[start Data section]

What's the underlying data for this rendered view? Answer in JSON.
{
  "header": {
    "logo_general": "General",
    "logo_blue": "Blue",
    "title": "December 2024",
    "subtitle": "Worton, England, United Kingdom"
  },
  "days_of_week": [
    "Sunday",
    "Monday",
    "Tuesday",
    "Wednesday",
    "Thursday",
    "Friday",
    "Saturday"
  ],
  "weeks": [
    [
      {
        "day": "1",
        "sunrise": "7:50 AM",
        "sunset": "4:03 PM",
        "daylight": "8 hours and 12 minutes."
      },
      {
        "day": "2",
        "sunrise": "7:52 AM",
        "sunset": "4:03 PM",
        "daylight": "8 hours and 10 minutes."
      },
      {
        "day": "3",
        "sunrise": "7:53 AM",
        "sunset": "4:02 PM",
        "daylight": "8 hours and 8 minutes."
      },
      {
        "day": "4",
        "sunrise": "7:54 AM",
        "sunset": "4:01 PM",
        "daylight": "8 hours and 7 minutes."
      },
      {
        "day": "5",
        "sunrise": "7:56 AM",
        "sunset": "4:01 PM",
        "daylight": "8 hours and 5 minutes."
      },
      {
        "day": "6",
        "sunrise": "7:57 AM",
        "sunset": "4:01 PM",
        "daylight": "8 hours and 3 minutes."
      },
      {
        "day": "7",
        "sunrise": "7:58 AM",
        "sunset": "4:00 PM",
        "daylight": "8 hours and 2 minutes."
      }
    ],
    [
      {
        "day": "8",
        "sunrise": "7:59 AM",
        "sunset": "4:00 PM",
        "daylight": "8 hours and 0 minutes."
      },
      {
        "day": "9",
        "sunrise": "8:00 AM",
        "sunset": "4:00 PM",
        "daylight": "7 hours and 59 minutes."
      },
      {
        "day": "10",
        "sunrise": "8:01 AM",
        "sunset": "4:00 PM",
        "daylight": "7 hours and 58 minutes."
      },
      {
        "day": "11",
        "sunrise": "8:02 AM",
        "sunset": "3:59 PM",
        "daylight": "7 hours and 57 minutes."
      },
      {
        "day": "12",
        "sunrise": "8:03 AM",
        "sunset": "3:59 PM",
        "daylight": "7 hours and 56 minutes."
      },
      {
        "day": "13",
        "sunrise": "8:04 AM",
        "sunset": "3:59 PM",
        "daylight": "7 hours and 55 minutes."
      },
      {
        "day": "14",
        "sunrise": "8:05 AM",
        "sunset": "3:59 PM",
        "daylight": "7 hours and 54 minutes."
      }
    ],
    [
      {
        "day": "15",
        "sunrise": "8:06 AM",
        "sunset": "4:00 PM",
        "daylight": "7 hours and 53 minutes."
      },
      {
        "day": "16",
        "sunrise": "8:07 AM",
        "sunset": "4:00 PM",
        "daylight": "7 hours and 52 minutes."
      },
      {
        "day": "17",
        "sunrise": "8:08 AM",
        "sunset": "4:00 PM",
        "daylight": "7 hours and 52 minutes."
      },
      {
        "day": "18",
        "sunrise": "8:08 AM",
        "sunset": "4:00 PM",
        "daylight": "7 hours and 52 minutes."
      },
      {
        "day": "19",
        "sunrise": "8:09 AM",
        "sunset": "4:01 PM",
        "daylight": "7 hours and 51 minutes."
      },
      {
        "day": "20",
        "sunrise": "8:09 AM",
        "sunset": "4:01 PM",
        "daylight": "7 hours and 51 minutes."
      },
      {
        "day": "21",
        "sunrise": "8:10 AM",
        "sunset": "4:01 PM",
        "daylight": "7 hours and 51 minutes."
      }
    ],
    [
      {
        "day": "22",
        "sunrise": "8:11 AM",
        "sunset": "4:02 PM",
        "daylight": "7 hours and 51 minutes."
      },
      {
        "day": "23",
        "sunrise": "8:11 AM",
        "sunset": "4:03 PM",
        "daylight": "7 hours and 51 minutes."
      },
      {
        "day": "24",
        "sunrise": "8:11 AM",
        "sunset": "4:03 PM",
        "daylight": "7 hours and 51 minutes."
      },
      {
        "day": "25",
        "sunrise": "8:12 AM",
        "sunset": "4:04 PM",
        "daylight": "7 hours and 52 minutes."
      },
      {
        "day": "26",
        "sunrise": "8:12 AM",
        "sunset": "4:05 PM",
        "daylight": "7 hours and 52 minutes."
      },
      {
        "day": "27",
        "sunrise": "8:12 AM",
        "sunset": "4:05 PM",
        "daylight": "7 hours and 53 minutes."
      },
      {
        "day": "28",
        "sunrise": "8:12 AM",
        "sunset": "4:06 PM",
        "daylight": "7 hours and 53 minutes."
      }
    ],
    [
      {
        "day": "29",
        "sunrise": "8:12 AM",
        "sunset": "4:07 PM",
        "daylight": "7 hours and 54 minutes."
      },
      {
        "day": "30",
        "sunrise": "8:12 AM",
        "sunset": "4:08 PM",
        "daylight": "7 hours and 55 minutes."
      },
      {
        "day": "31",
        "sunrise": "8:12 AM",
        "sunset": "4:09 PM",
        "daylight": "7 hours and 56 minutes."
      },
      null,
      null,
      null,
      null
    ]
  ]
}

[end Data section]

Copy out all of the lines above exactly.

What's the underlying data for this rendered view? Answer in JSON.
{
  "header": {
    "logo_general": "General",
    "logo_blue": "Blue",
    "title": "December 2024",
    "subtitle": "Worton, England, United Kingdom"
  },
  "days_of_week": [
    "Sunday",
    "Monday",
    "Tuesday",
    "Wednesday",
    "Thursday",
    "Friday",
    "Saturday"
  ],
  "weeks": [
    [
      {
        "day": "1",
        "sunrise": "7:50 AM",
        "sunset": "4:03 PM",
        "daylight": "8 hours and 12 minutes."
      },
      {
        "day": "2",
        "sunrise": "7:52 AM",
        "sunset": "4:03 PM",
        "daylight": "8 hours and 10 minutes."
      },
      {
        "day": "3",
        "sunrise": "7:53 AM",
        "sunset": "4:02 PM",
        "daylight": "8 hours and 8 minutes."
      },
      {
        "day": "4",
        "sunrise": "7:54 AM",
        "sunset": "4:01 PM",
        "daylight": "8 hours and 7 minutes."
      },
      {
        "day": "5",
        "sunrise": "7:56 AM",
        "sunset": "4:01 PM",
        "daylight": "8 hours and 5 minutes."
      },
      {
        "day": "6",
        "sunrise": "7:57 AM",
        "sunset": "4:01 PM",
        "daylight": "8 hours and 3 minutes."
      },
      {
        "day": "7",
        "sunrise": "7:58 AM",
        "sunset": "4:00 PM",
        "daylight": "8 hours and 2 minutes."
      }
    ],
    [
      {
        "day": "8",
        "sunrise": "7:59 AM",
        "sunset": "4:00 PM",
        "daylight": "8 hours and 0 minutes."
      },
      {
        "day": "9",
        "sunrise": "8:00 AM",
        "sunset": "4:00 PM",
        "daylight": "7 hours and 59 minutes."
      },
      {
        "day": "10",
        "sunrise": "8:01 AM",
        "sunset": "4:00 PM",
        "daylight": "7 hours and 58 minutes."
      },
      {
        "day": "11",
        "sunrise": "8:02 AM",
        "sunset": "3:59 PM",
        "daylight": "7 hours and 57 minutes."
      },
      {
        "day": "12",
        "sunrise": "8:03 AM",
        "sunset": "3:59 PM",
        "daylight": "7 hours and 56 minutes."
      },
      {
        "day": "13",
        "sunrise": "8:04 AM",
        "sunset": "3:59 PM",
        "daylight": "7 hours and 55 minutes."
      },
      {
        "day": "14",
        "sunrise": "8:05 AM",
        "sunset": "3:59 PM",
        "daylight": "7 hours and 54 minutes."
      }
    ],
    [
      {
        "day": "15",
        "sunrise": "8:06 AM",
        "sunset": "4:00 PM",
        "daylight": "7 hours and 53 minutes."
      },
      {
        "day": "16",
        "sunrise": "8:07 AM",
        "sunset": "4:00 PM",
        "daylight": "7 hours and 52 minutes."
      },
      {
        "day": "17",
        "sunrise": "8:08 AM",
        "sunset": "4:00 PM",
        "daylight": "7 hours and 52 minutes."
      },
      {
        "day": "18",
        "sunrise": "8:08 AM",
        "sunset": "4:00 PM",
        "daylight": "7 hours and 52 minutes."
      },
      {
        "day": "19",
        "sunrise": "8:09 AM",
        "sunset": "4:01 PM",
        "daylight": "7 hours and 51 minutes."
      },
      {
        "day": "20",
        "sunrise": "8:09 AM",
        "sunset": "4:01 PM",
        "daylight": "7 hours and 51 minutes."
      },
      {
        "day": "21",
        "sunrise": "8:10 AM",
        "sunset": "4:01 PM",
        "daylight": "7 hours and 51 minutes."
      }
    ],
    [
      {
        "day": "22",
        "sunrise": "8:11 AM",
        "sunset": "4:02 PM",
        "daylight": "7 hours and 51 minutes."
      },
      {
        "day": "23",
        "sunrise": "8:11 AM",
        "sunset": "4:03 PM",
        "daylight": "7 hours and 51 minutes."
      },
      {
        "day": "24",
        "sunrise": "8:11 AM",
        "sunset": "4:03 PM",
        "daylight": "7 hours and 51 minutes."
      },
      {
        "day": "25",
        "sunrise": "8:12 AM",
        "sunset": "4:04 PM",
        "daylight": "7 hours and 52 minutes."
      },
      {
        "day": "26",
        "sunrise": "8:12 AM",
        "sunset": "4:05 PM",
        "daylight": "7 hours and 52 minutes."
      },
      {
        "day": "27",
        "sunrise": "8:12 AM",
        "sunset": "4:05 PM",
        "daylight": "7 hours and 53 minutes."
      },
      {
        "day": "28",
        "sunrise": "8:12 AM",
        "sunset": "4:06 PM",
        "daylight": "7 hours and 53 minutes."
      }
    ],
    [
      {
        "day": "29",
        "sunrise": "8:12 AM",
        "sunset": "4:07 PM",
        "daylight": "7 hours and 54 minutes."
      },
      {
        "day": "30",
        "sunrise": "8:12 AM",
        "sunset": "4:08 PM",
        "daylight": "7 hours and 55 minutes."
      },
      {
        "day": "31",
        "sunrise": "8:12 AM",
        "sunset": "4:09 PM",
        "daylight": "7 hours and 56 minutes."
      },
      null,
      null,
      null,
      null
    ]
  ]
}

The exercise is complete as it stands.